[start]
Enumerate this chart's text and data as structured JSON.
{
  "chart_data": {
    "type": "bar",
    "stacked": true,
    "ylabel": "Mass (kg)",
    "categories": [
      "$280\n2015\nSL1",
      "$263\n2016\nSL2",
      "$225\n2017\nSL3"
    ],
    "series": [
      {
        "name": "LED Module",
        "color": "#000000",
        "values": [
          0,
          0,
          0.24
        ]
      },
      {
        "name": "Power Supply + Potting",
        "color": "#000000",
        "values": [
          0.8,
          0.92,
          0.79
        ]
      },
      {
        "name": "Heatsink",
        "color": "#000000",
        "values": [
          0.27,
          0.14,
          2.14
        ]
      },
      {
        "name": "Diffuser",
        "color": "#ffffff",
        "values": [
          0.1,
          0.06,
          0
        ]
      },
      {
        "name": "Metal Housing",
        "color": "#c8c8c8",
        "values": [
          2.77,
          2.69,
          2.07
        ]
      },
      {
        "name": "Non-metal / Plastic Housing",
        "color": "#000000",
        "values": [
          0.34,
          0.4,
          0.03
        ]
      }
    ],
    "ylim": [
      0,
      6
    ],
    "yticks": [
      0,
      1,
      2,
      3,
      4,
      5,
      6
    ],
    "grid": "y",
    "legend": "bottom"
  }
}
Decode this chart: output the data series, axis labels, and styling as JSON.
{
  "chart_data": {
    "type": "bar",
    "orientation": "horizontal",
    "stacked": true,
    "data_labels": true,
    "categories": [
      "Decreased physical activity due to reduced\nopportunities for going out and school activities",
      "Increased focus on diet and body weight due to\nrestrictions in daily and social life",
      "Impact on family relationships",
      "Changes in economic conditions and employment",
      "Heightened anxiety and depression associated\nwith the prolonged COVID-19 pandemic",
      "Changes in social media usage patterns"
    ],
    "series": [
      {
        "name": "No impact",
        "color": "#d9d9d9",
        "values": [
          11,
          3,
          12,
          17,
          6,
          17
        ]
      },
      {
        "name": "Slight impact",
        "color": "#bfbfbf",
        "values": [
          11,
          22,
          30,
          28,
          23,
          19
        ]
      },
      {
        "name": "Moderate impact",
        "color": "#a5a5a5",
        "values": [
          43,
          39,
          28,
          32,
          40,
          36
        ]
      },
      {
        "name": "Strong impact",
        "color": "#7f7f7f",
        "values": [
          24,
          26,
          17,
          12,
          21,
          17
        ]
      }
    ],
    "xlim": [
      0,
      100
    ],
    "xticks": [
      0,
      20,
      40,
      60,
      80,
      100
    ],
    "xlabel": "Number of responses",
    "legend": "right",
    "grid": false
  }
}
[end]
» WHAT THE TASK ASKS:
Set down the listing in full, keeping every word exactly as it is.

» RESULT OF THE EXERCISE:
Enumerate this chart's text and data as structured JSON.
{
  "chart_data": {
    "type": "bar",
    "stacked": true,
    "ylabel": "Mass (kg)",
    "categories": [
      "$280\n2015\nSL1",
      "$263\n2016\nSL2",
      "$225\n2017\nSL3"
    ],
    "series": [
      {
        "name": "LED Module",
        "color": "#000000",
        "values": [
          0,
          0,
          0.24
        ]
      },
      {
        "name": "Power Supply + Potting",
        "color": "#000000",
        "values": [
          0.8,
          0.92,
          0.79
        ]
      },
      {
        "name": "Heatsink",
        "color": "#000000",
        "values": [
          0.27,
          0.14,
          2.14
        ]
      },
      {
        "name": "Diffuser",
        "color": "#ffffff",
        "values": [
          0.1,
          0.06,
          0
        ]
      },
      {
        "name": "Metal Housing",
        "color": "#c8c8c8",
        "values": [
          2.77,
          2.69,
          2.07
        ]
      },
      {
        "name": "Non-metal / Plastic Housing",
        "color": "#000000",
        "values": [
          0.34,
          0.4,
          0.03
        ]
      }
    ],
    "ylim": [
      0,
      6
    ],
    "yticks": [
      0,
      1,
      2,
      3,
      4,
      5,
      6
    ],
    "grid": "y",
    "legend": "bottom"
  }
}
Decode this chart: output the data series, axis labels, and styling as JSON.
{
  "chart_data": {
    "type": "bar",
    "orientation": "horizontal",
    "stacked": true,
    "data_labels": true,
    "categories": [
      "Decreased physical activity due to reduced\nopportunities for going out and school activities",
      "Increased focus on diet and body weight due to\nrestrictions in daily and social life",
      "Impact on family relationships",
      "Changes in economic conditions and employment",
      "Heightened anxiety and depression associated\nwith the prolonged COVID-19 pandemic",
      "Changes in social media usage patterns"
    ],
    "series": [
      {
        "name": "No impact",
        "color": "#d9d9d9",
        "values": [
          11,
          3,
          12,
          17,
          6,
          17
        ]
      },
      {
        "name": "Slight impact",
        "color": "#bfbfbf",
        "values": [
          11,
          22,
          30,
          28,
          23,
          19
        ]
      },
      {
        "name": "Moderate impact",
        "color": "#a5a5a5",
        "values": [
          43,
          39,
          28,
          32,
          40,
          36
        ]
      },
      {
        "name": "Strong impact",
        "color": "#7f7f7f",
        "values": [
          24,
          26,
          17,
          12,
          21,
          17
        ]
      }
    ],
    "xlim": [
      0,
      100
    ],
    "xticks": [
      0,
      20,
      40,
      60,
      80,
      100
    ],
    "xlabel": "Number of responses",
    "legend": "right",
    "grid": false
  }
}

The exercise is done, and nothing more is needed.